[Entries from a dataset]
╭──
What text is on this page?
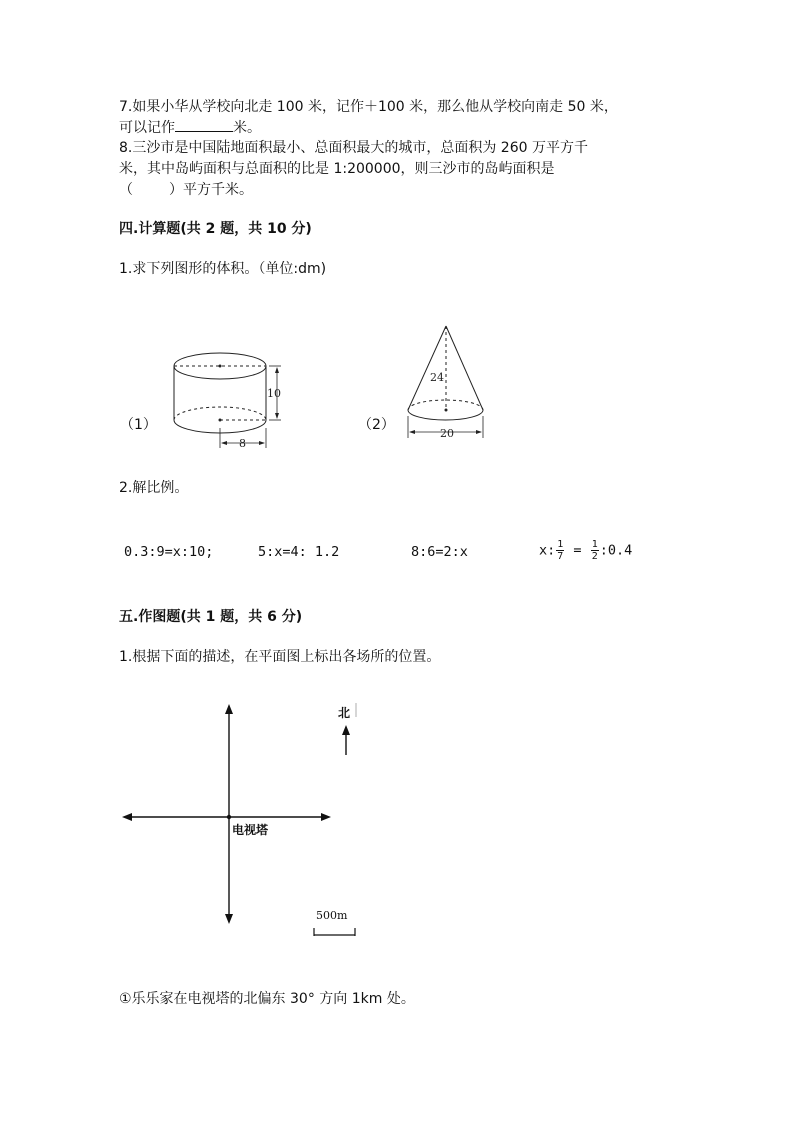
7.如果小华从学校向北走 100 米，记作＋100 米，那么他从学校向南走 50 米，
可以记作	米。
8.三沙市是中国陆地面积最小、总面积最大的城市，总面积为 260 万平方千
米，其中岛屿面积与总面积的比是 1:200000，则三沙市的岛屿面积是
（	）平方千米。
四.计算题(共 2 题，共 10 分)
1.求下列图形的体积。（单位:dm)
（1）	（2）
10
8
24
20
2.解比例。
0.3:9=x:10;	5:x=4: 1.2	8:6=2:x	x: $\frac{1}{7} = \frac{1}{2}$ :0.4
五.作图题(共 1 题，共 6 分)
1.根据下面的描述，在平面图上标出各场所的位置。
电视塔
北
500m
①乐乐家在电视塔的北偏东 30° 方向 1km 处。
╰──
PROBLEM REQUIREMENTS => Return each line from the material above exactly, but not the pictures.

RESULT BELOW =>
What text is on this page?
7.如果小华从学校向北走 100 米，记作＋100 米，那么他从学校向南走 50 米，
可以记作	米。
8.三沙市是中国陆地面积最小、总面积最大的城市，总面积为 260 万平方千
米，其中岛屿面积与总面积的比是 1:200000，则三沙市的岛屿面积是
（	）平方千米。
四.计算题(共 2 题，共 10 分)
1.求下列图形的体积。（单位:dm)
（1）	（2）
10
8
24
20
2.解比例。
0.3:9=x:10;	5:x=4: 1.2	8:6=2:x	x: $\frac{1}{7} = \frac{1}{2}$ :0.4
五.作图题(共 1 题，共 6 分)
1.根据下面的描述，在平面图上标出各场所的位置。
电视塔
北
500m
①乐乐家在电视塔的北偏东 30° 方向 1km 处。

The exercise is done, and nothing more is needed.